Write out the material exactly, with the pictures left out.
## begin Entries provided
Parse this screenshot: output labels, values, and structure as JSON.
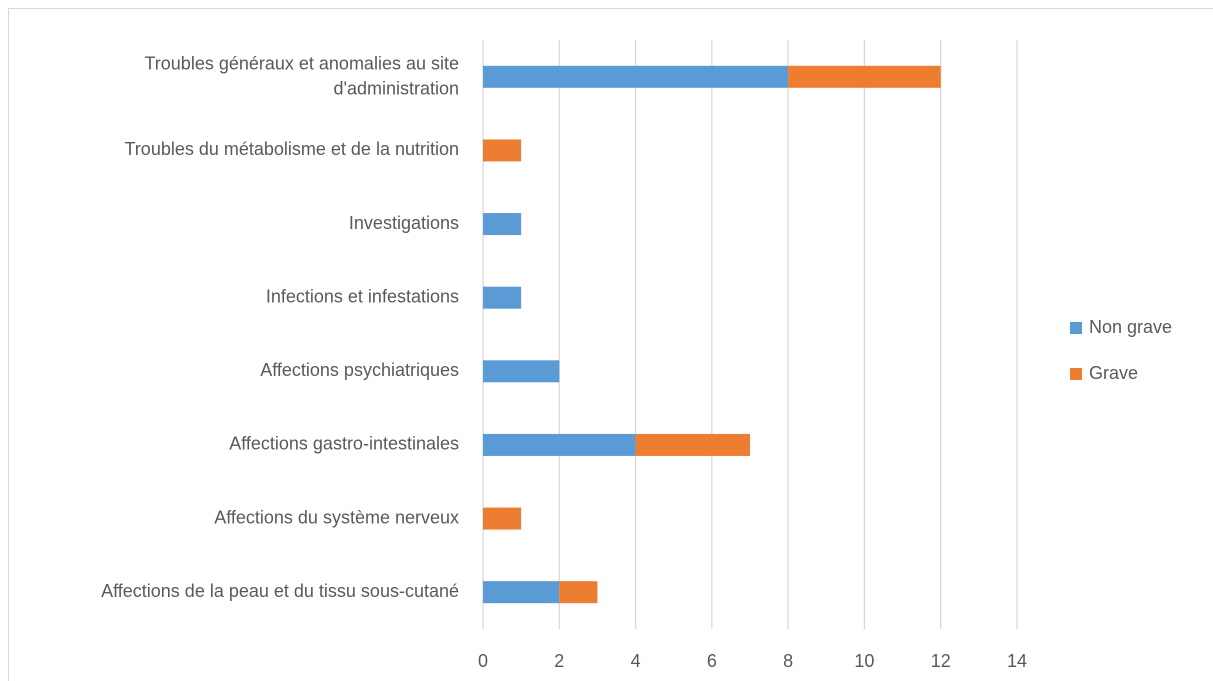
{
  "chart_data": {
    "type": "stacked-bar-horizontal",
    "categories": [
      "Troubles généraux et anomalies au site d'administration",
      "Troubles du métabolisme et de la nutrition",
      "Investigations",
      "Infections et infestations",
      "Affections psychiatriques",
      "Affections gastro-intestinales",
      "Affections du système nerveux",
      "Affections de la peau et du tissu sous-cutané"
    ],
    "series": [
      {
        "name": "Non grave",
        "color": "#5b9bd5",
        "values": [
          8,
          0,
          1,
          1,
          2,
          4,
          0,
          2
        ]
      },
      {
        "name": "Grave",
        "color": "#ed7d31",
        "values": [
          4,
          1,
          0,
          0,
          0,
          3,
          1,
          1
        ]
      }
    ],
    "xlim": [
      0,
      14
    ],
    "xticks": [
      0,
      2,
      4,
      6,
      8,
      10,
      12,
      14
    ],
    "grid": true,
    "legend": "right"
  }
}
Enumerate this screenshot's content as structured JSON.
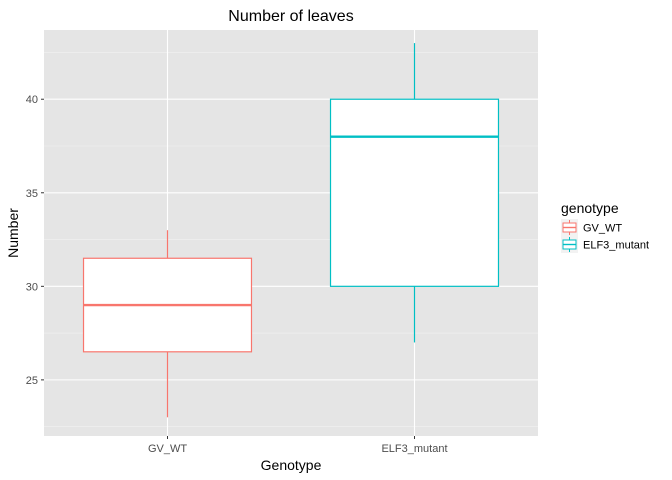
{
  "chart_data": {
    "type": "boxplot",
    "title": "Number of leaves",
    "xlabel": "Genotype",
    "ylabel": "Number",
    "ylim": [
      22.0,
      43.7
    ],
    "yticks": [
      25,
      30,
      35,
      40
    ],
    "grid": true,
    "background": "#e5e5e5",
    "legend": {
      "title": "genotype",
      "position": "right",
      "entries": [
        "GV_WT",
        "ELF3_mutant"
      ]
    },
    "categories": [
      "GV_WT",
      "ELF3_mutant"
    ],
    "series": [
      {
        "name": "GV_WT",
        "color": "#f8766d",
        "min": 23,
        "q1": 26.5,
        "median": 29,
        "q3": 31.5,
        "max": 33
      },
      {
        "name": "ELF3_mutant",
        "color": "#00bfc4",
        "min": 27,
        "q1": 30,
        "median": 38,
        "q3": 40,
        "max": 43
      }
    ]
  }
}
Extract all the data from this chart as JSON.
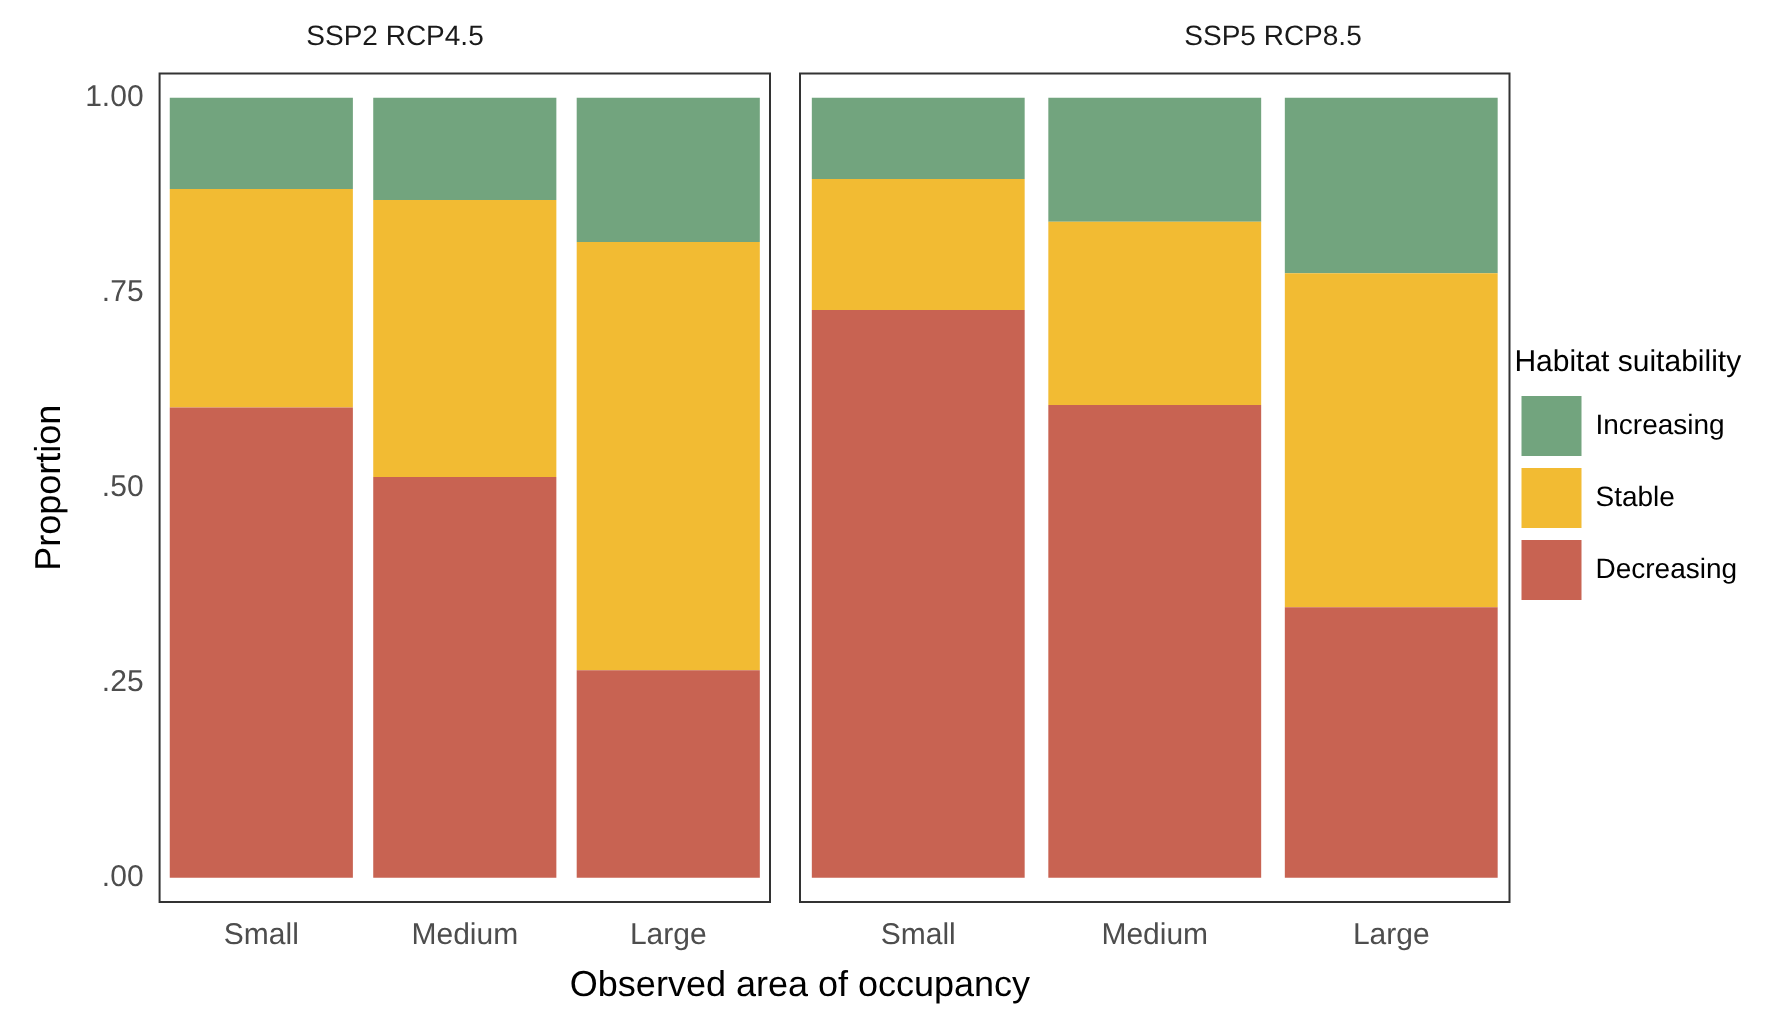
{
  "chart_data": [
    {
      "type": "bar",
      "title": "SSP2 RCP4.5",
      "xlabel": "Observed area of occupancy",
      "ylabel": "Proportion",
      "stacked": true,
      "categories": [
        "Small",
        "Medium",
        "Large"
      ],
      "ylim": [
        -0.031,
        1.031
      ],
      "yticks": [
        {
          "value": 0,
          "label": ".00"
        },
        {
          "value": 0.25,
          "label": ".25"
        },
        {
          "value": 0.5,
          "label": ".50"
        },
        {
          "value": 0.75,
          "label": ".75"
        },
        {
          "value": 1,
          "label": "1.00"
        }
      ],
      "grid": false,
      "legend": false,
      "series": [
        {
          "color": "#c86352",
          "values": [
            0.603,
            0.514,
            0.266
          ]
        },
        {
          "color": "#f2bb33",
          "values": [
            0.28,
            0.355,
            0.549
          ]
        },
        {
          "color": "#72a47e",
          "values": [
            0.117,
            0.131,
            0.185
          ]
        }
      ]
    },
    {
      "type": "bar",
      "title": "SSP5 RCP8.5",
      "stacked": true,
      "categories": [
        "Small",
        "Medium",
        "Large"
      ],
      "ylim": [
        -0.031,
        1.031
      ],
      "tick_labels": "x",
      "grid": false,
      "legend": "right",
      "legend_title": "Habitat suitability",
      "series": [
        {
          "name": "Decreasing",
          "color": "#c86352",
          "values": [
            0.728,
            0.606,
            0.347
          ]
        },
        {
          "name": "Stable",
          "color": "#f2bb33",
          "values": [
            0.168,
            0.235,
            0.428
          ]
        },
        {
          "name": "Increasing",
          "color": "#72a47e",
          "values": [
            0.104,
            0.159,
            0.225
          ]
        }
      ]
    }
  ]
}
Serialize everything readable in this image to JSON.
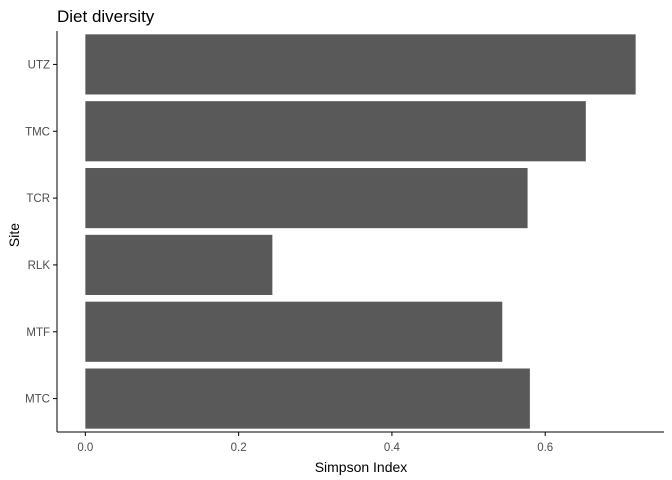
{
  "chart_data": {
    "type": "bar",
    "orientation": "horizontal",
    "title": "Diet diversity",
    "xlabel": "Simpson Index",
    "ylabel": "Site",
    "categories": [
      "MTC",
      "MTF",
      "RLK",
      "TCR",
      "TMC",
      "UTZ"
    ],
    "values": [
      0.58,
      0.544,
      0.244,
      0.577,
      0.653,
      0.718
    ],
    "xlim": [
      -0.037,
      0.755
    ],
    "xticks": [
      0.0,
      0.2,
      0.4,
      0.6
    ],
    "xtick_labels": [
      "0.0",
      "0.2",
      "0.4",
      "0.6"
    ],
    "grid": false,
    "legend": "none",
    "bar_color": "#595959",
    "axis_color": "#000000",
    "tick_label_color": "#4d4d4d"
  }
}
## end Entries provided
▶ [Answer for the task]:
Parse this screenshot: output labels, values, and structure as JSON.
{
  "chart_data": {
    "type": "stacked-bar-horizontal",
    "categories": [
      "Troubles généraux et anomalies au site d'administration",
      "Troubles du métabolisme et de la nutrition",
      "Investigations",
      "Infections et infestations",
      "Affections psychiatriques",
      "Affections gastro-intestinales",
      "Affections du système nerveux",
      "Affections de la peau et du tissu sous-cutané"
    ],
    "series": [
      {
        "name": "Non grave",
        "color": "#5b9bd5",
        "values": [
          8,
          0,
          1,
          1,
          2,
          4,
          0,
          2
        ]
      },
      {
        "name": "Grave",
        "color": "#ed7d31",
        "values": [
          4,
          1,
          0,
          0,
          0,
          3,
          1,
          1
        ]
      }
    ],
    "xlim": [
      0,
      14
    ],
    "xticks": [
      0,
      2,
      4,
      6,
      8,
      10,
      12,
      14
    ],
    "grid": true,
    "legend": "right"
  }
}
Enumerate this screenshot's content as structured JSON.
{
  "chart_data": {
    "type": "boxplot",
    "title": "Number of leaves",
    "xlabel": "Genotype",
    "ylabel": "Number",
    "ylim": [
      22.0,
      43.7
    ],
    "yticks": [
      25,
      30,
      35,
      40
    ],
    "grid": true,
    "background": "#e5e5e5",
    "legend": {
      "title": "genotype",
      "position": "right",
      "entries": [
        "GV_WT",
        "ELF3_mutant"
      ]
    },
    "categories": [
      "GV_WT",
      "ELF3_mutant"
    ],
    "series": [
      {
        "name": "GV_WT",
        "color": "#f8766d",
        "min": 23,
        "q1": 26.5,
        "median": 29,
        "q3": 31.5,
        "max": 33
      },
      {
        "name": "ELF3_mutant",
        "color": "#00bfc4",
        "min": 27,
        "q1": 30,
        "median": 38,
        "q3": 40,
        "max": 43
      }
    ]
  }
}
Extract all the data from this chart as JSON.
{
  "chart_data": [
    {
      "type": "bar",
      "title": "SSP2 RCP4.5",
      "xlabel": "Observed area of occupancy",
      "ylabel": "Proportion",
      "stacked": true,
      "categories": [
        "Small",
        "Medium",
        "Large"
      ],
      "ylim": [
        -0.031,
        1.031
      ],
      "yticks": [
        {
          "value": 0,
          "label": ".00"
        },
        {
          "value": 0.25,
          "label": ".25"
        },
        {
          "value": 0.5,
          "label": ".50"
        },
        {
          "value": 0.75,
          "label": ".75"
        },
        {
          "value": 1,
          "label": "1.00"
        }
      ],
      "grid": false,
      "legend": false,
      "series": [
        {
          "color": "#c86352",
          "values": [
            0.603,
            0.514,
            0.266
          ]
        },
        {
          "color": "#f2bb33",
          "values": [
            0.28,
            0.355,
            0.549
          ]
        },
        {
          "color": "#72a47e",
          "values": [
            0.117,
            0.131,
            0.185
          ]
        }
      ]
    },
    {
      "type": "bar",
      "title": "SSP5 RCP8.5",
      "stacked": true,
      "categories": [
        "Small",
        "Medium",
        "Large"
      ],
      "ylim": [
        -0.031,
        1.031
      ],
      "tick_labels": "x",
      "grid": false,
      "legend": "right",
      "legend_title": "Habitat suitability",
      "series": [
        {
          "name": "Decreasing",
          "color": "#c86352",
          "values": [
            0.728,
            0.606,
            0.347
          ]
        },
        {
          "name": "Stable",
          "color": "#f2bb33",
          "values": [
            0.168,
            0.235,
            0.428
          ]
        },
        {
          "name": "Increasing",
          "color": "#72a47e",
          "values": [
            0.104,
            0.159,
            0.225
          ]
        }
      ]
    }
  ]
}
Serialize everything readable in this image to JSON.
{
  "chart_data": {
    "type": "bar",
    "orientation": "horizontal",
    "title": "Diet diversity",
    "xlabel": "Simpson Index",
    "ylabel": "Site",
    "categories": [
      "MTC",
      "MTF",
      "RLK",
      "TCR",
      "TMC",
      "UTZ"
    ],
    "values": [
      0.58,
      0.544,
      0.244,
      0.577,
      0.653,
      0.718
    ],
    "xlim": [
      -0.037,
      0.755
    ],
    "xticks": [
      0.0,
      0.2,
      0.4,
      0.6
    ],
    "xtick_labels": [
      "0.0",
      "0.2",
      "0.4",
      "0.6"
    ],
    "grid": false,
    "legend": "none",
    "bar_color": "#595959",
    "axis_color": "#000000",
    "tick_label_color": "#4d4d4d"
  }
}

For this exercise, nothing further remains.